→ RECORDS FOR THE EXERCISE
· · · ·

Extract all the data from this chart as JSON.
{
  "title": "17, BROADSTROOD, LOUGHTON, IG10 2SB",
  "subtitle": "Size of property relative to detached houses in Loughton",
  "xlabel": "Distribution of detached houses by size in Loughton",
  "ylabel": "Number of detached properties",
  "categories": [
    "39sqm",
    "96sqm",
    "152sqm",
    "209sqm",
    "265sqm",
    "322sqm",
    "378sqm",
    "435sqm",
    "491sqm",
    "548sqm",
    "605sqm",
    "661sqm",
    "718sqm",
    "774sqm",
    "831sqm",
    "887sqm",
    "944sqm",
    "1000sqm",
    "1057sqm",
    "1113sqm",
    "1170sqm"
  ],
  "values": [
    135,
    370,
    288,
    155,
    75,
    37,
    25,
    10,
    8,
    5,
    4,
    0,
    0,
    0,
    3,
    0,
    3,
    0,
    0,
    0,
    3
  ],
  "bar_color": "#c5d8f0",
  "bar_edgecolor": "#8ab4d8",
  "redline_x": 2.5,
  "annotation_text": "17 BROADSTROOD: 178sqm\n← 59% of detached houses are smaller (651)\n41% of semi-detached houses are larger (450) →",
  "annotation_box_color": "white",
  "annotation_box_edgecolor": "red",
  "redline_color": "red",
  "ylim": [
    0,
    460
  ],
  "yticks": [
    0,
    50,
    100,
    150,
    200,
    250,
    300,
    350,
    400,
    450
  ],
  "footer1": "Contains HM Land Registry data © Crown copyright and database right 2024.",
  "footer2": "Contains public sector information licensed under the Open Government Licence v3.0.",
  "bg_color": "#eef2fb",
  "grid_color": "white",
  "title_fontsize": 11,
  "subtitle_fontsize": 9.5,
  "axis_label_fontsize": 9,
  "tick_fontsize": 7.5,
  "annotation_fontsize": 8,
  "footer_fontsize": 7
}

· · · ·

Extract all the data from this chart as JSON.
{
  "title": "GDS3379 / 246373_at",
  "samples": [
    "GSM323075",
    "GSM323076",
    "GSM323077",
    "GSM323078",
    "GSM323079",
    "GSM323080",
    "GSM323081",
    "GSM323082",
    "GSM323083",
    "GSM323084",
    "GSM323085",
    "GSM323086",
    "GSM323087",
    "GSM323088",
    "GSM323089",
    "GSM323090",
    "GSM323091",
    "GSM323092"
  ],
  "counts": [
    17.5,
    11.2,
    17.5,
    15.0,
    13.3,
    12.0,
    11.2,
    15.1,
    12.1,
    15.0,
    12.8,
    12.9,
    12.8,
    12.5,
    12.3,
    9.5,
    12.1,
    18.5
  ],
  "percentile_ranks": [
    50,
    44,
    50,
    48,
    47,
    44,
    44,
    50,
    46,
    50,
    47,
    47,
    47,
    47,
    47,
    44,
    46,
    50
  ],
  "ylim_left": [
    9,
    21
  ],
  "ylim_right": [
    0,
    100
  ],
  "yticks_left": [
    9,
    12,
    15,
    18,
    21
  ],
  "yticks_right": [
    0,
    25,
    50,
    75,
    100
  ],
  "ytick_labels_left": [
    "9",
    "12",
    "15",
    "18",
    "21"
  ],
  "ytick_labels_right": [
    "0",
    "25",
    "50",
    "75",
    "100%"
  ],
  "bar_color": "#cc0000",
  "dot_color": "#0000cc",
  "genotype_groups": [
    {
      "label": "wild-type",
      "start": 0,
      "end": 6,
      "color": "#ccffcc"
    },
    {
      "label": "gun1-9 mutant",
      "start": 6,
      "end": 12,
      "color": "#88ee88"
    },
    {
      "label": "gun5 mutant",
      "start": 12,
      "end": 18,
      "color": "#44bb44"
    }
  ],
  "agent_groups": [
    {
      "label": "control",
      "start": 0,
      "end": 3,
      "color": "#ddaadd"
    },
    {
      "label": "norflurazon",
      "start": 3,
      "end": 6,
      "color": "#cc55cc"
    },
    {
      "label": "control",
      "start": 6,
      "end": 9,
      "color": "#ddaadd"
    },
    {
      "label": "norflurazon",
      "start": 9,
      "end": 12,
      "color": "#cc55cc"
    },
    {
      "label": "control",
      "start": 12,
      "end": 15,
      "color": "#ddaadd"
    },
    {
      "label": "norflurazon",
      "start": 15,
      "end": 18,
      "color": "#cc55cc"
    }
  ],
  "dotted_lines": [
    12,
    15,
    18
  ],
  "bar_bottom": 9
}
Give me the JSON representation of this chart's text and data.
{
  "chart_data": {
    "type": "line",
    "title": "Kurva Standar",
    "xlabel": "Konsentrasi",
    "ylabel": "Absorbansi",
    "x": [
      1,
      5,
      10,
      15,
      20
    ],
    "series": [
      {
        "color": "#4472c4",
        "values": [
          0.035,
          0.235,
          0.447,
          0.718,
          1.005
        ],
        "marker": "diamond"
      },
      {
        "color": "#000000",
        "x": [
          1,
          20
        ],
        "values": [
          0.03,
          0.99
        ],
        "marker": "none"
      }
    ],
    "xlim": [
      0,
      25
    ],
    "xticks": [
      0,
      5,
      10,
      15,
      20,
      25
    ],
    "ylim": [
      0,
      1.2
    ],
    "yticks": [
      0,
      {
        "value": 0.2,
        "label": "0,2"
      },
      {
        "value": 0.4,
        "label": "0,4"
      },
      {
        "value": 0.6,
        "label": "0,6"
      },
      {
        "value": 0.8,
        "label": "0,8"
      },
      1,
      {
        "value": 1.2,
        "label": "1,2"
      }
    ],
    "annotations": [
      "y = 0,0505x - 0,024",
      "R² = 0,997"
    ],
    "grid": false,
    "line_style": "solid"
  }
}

· · · ·

→ WHAT NEEDS TO BE DONE
How many lines of these entries hold the string "houses"? Answer with the number alone.

→ TASK SOLUTION
3